• Exercise objective:
Lines containing "image" are to be counted. Give the number and nothing more.
## BEGIN Material shown
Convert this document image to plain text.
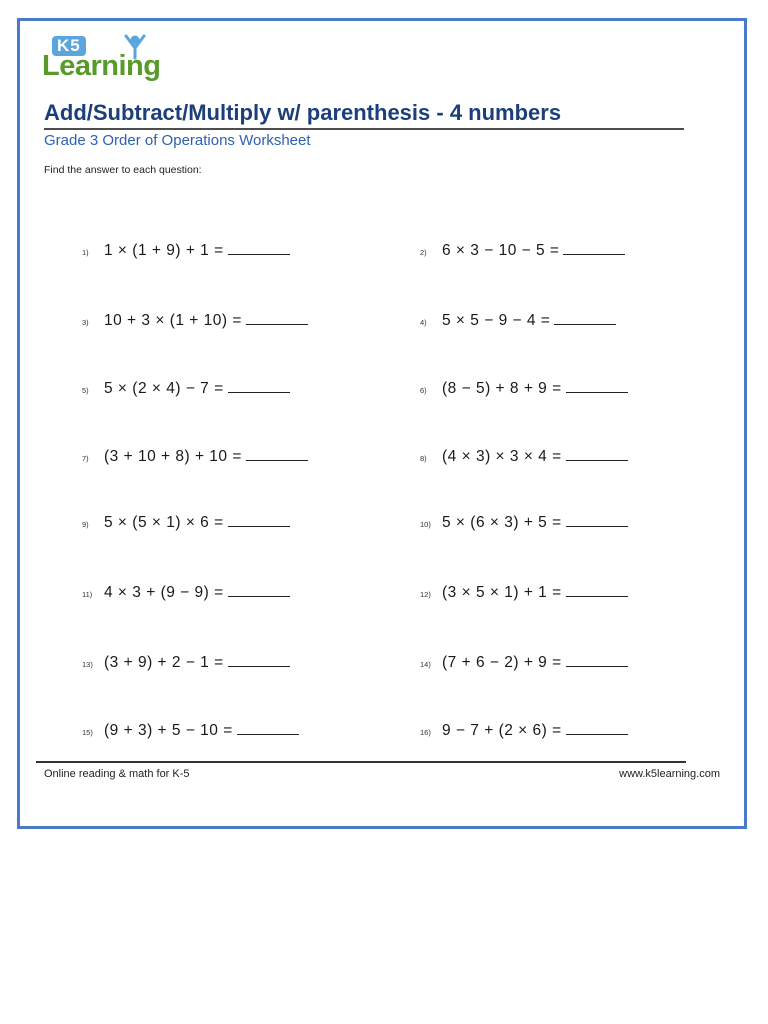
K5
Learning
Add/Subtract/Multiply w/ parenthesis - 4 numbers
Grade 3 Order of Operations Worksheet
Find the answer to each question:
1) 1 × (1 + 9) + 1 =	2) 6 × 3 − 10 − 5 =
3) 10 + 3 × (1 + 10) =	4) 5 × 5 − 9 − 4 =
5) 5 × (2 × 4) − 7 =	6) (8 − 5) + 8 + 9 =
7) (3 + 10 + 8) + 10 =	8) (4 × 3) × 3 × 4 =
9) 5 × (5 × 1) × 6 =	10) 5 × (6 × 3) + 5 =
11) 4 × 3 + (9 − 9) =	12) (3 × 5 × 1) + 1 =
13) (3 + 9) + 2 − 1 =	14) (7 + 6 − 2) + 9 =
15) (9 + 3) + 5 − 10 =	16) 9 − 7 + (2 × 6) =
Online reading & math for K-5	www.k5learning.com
## END Material shown
## BEGIN Material shown
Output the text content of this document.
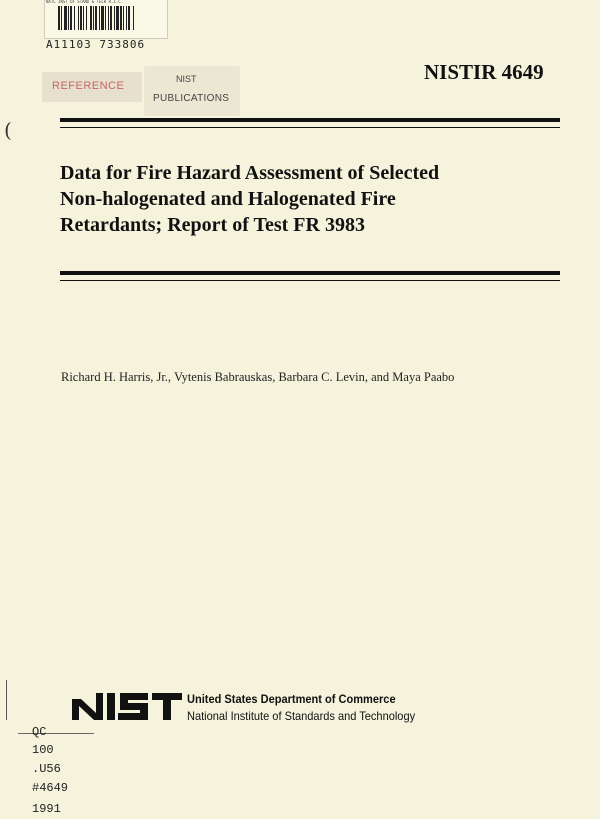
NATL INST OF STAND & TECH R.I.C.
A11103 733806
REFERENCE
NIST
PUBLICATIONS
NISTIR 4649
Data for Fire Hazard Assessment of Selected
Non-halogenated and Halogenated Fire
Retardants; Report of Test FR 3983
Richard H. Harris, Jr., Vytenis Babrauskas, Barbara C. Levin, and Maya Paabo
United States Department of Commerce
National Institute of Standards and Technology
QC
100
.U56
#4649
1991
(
## END Material shown
## BEGIN Material shown
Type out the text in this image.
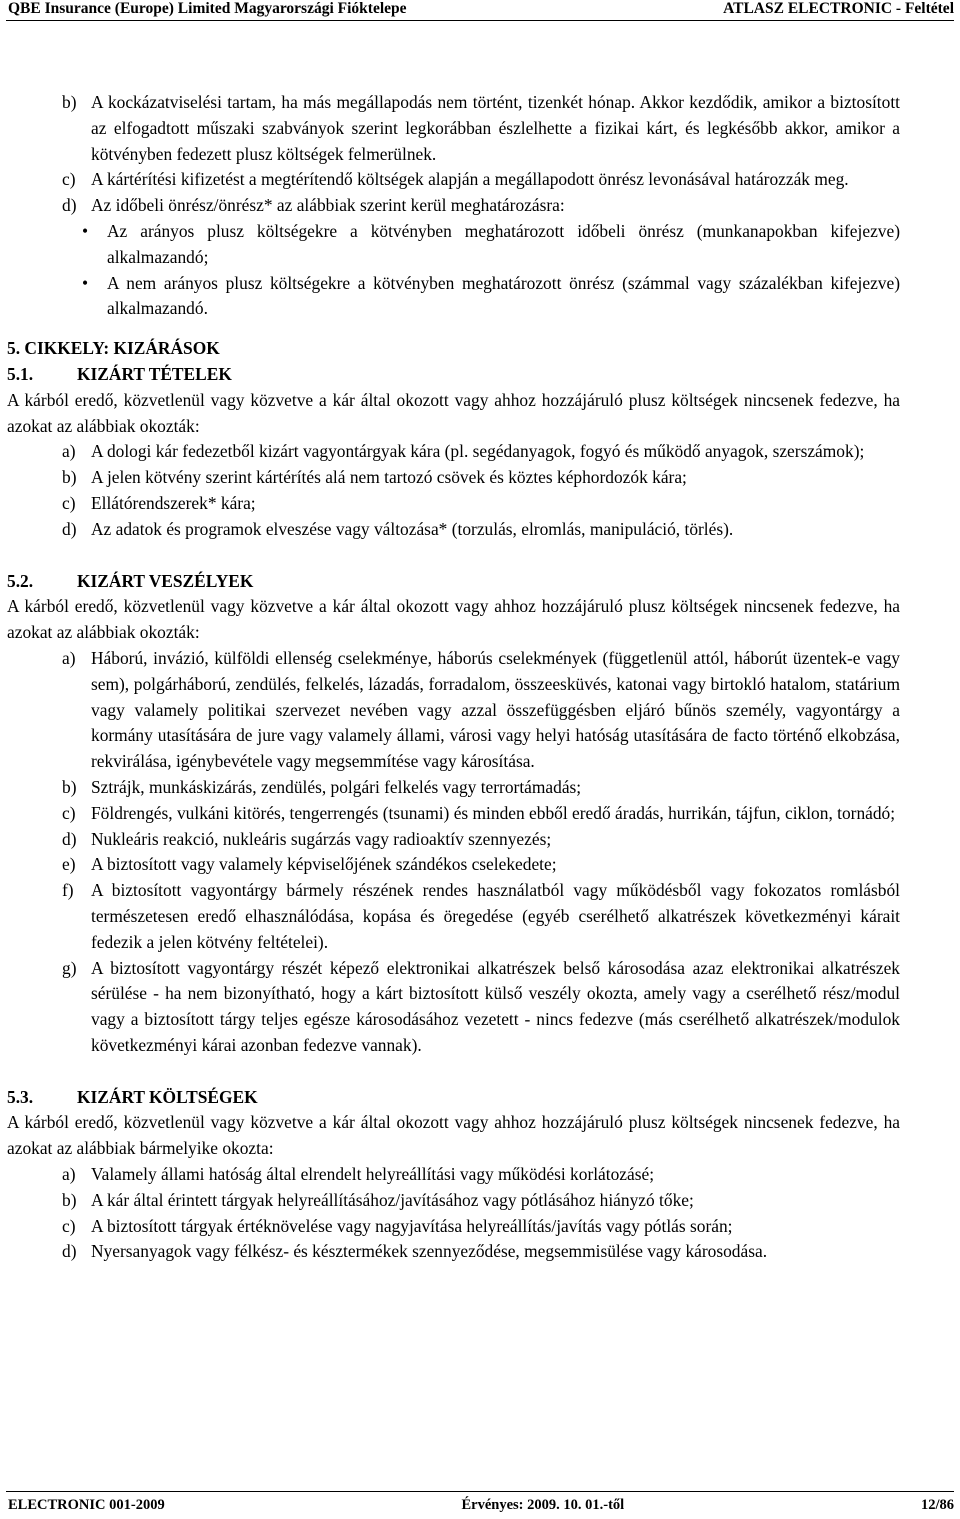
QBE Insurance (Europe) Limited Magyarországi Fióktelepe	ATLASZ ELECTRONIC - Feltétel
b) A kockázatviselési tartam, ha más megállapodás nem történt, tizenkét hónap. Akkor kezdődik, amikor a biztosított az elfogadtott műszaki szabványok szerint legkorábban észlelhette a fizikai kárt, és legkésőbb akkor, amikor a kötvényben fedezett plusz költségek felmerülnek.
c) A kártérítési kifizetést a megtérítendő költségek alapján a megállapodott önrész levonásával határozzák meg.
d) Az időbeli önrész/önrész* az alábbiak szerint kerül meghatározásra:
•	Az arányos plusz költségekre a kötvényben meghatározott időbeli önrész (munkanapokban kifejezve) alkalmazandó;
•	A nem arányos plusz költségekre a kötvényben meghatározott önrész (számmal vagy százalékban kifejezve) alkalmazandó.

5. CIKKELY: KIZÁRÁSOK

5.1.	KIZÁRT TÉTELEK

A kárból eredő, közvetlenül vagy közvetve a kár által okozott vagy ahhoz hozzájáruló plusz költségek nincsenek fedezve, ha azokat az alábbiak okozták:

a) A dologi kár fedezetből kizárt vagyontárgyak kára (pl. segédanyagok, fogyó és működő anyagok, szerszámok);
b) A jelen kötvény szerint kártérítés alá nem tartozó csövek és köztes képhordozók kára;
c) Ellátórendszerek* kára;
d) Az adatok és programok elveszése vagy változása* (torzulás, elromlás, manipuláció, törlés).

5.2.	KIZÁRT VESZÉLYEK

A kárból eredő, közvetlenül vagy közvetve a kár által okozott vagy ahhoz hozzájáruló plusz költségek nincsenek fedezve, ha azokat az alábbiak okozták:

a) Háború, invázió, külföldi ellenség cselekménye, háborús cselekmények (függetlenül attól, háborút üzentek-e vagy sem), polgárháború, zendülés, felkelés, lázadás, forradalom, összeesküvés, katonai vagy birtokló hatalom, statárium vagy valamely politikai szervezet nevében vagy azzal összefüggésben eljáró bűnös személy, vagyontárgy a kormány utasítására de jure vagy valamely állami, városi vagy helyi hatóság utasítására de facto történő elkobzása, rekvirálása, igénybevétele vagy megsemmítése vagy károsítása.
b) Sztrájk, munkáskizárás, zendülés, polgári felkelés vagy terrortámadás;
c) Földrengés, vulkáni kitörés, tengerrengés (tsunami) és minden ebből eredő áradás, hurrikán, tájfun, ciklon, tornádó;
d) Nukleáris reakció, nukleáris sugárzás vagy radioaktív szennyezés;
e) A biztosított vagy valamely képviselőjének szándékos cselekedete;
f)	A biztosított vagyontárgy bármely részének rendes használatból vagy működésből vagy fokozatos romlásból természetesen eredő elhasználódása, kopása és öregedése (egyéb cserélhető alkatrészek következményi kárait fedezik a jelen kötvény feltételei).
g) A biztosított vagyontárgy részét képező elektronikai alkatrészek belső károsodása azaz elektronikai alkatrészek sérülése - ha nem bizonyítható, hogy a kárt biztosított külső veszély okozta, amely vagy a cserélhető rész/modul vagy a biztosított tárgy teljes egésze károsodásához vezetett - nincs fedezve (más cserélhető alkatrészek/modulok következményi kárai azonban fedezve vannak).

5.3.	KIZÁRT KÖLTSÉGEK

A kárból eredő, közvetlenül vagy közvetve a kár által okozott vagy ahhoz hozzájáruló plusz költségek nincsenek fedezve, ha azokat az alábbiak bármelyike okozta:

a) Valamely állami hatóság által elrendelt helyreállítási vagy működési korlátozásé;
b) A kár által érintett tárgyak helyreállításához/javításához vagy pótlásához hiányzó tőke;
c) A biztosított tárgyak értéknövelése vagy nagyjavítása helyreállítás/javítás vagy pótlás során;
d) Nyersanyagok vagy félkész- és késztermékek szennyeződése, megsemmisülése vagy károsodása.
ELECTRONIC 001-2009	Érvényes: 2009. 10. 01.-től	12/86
## END Material shown
• Written reply:
2